## Start Record excerpts
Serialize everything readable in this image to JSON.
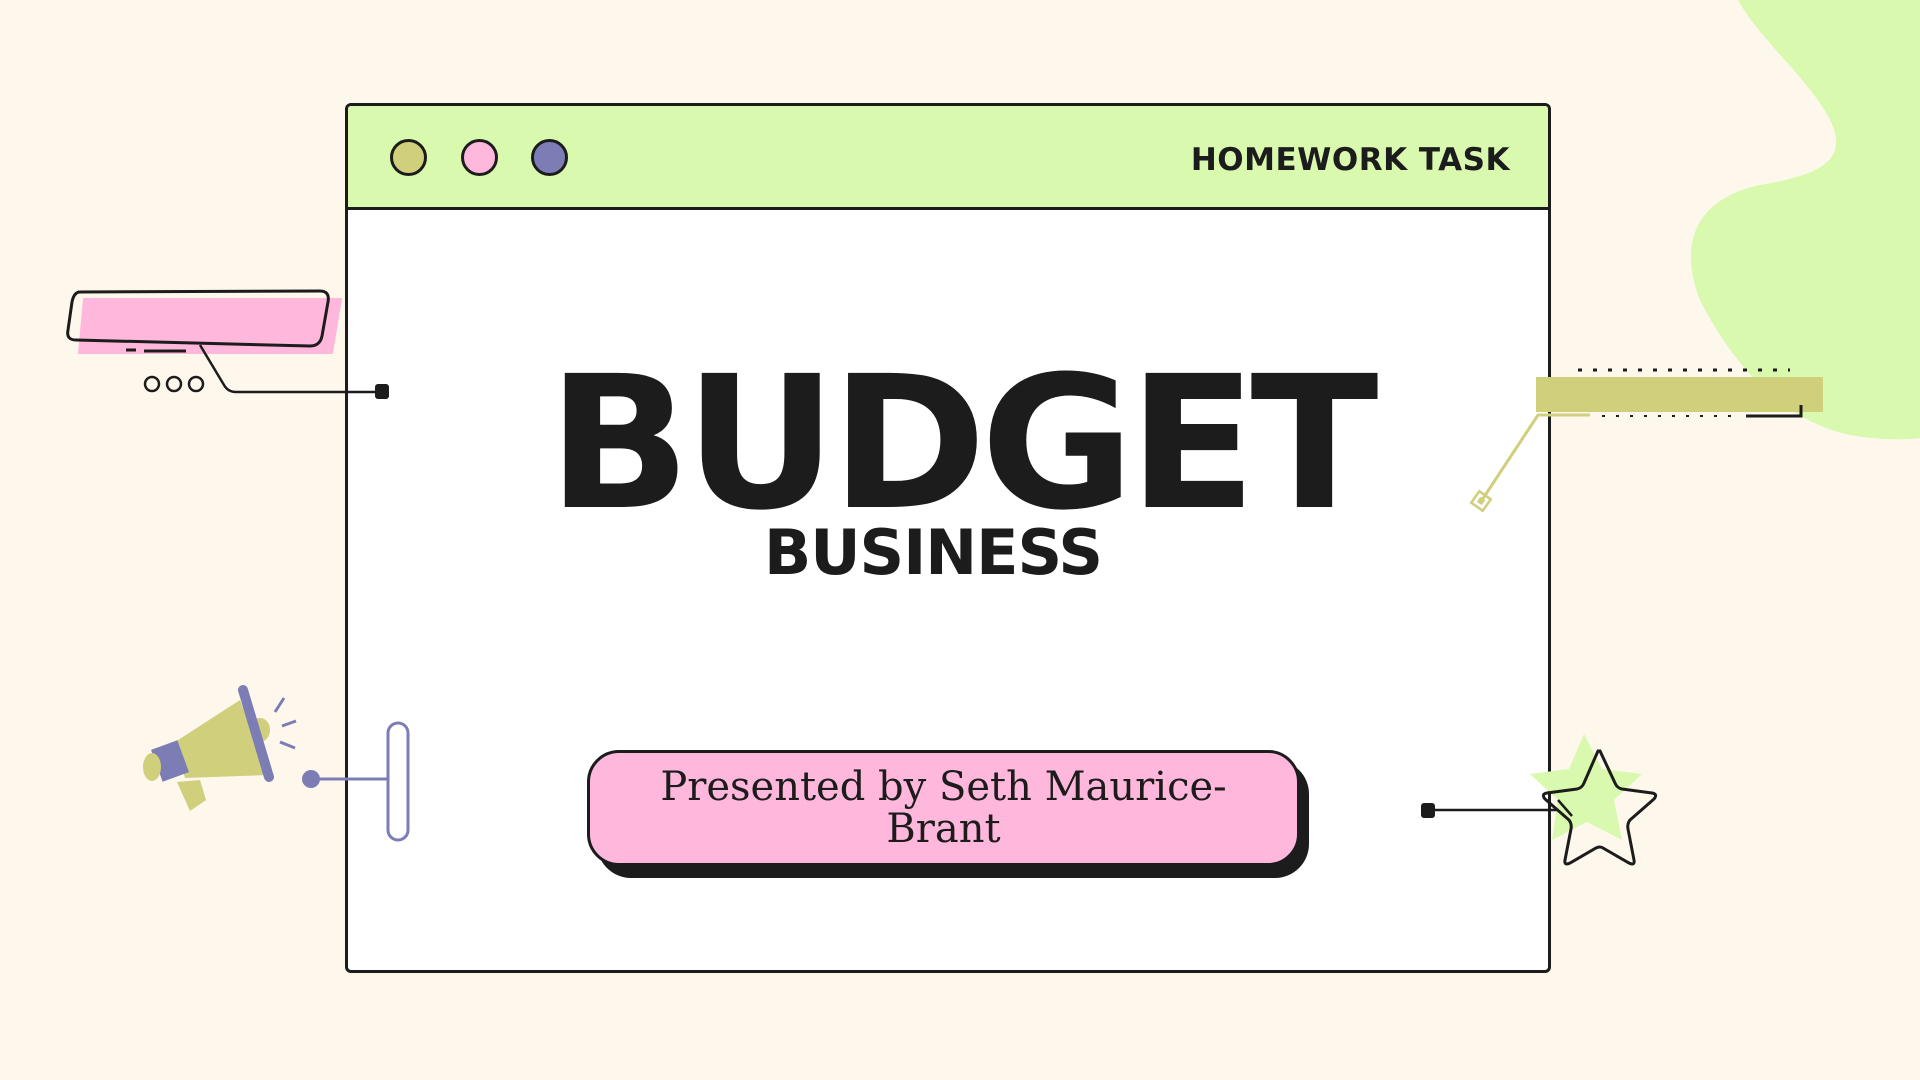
{
  "slide": {
    "window_label": "HOMEWORK TASK",
    "title": "BUDGET",
    "subtitle": "BUSINESS",
    "presenter": "Presented by Seth Maurice-Brant"
  },
  "colors": {
    "background": "#fef8ec",
    "lime": "#d8f9ae",
    "olive": "#cfcf7c",
    "pink": "#ffb7dc",
    "purple": "#7d7db6",
    "ink": "#1c1c1c"
  },
  "icons": [
    "window-dot",
    "speech-bubble-icon",
    "megaphone-icon",
    "star-icon",
    "slider-handle-icon"
  ]
}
## End Record excerpts
Short exercise. The material above must be printed exactly, with its pictures left out.

Exercise response.
Serialize everything readable in this image to JSON.
{
  "slide": {
    "window_label": "HOMEWORK TASK",
    "title": "BUDGET",
    "subtitle": "BUSINESS",
    "presenter": "Presented by Seth Maurice-Brant"
  },
  "colors": {
    "background": "#fef8ec",
    "lime": "#d8f9ae",
    "olive": "#cfcf7c",
    "pink": "#ffb7dc",
    "purple": "#7d7db6",
    "ink": "#1c1c1c"
  },
  "icons": [
    "window-dot",
    "speech-bubble-icon",
    "megaphone-icon",
    "star-icon",
    "slider-handle-icon"
  ]
}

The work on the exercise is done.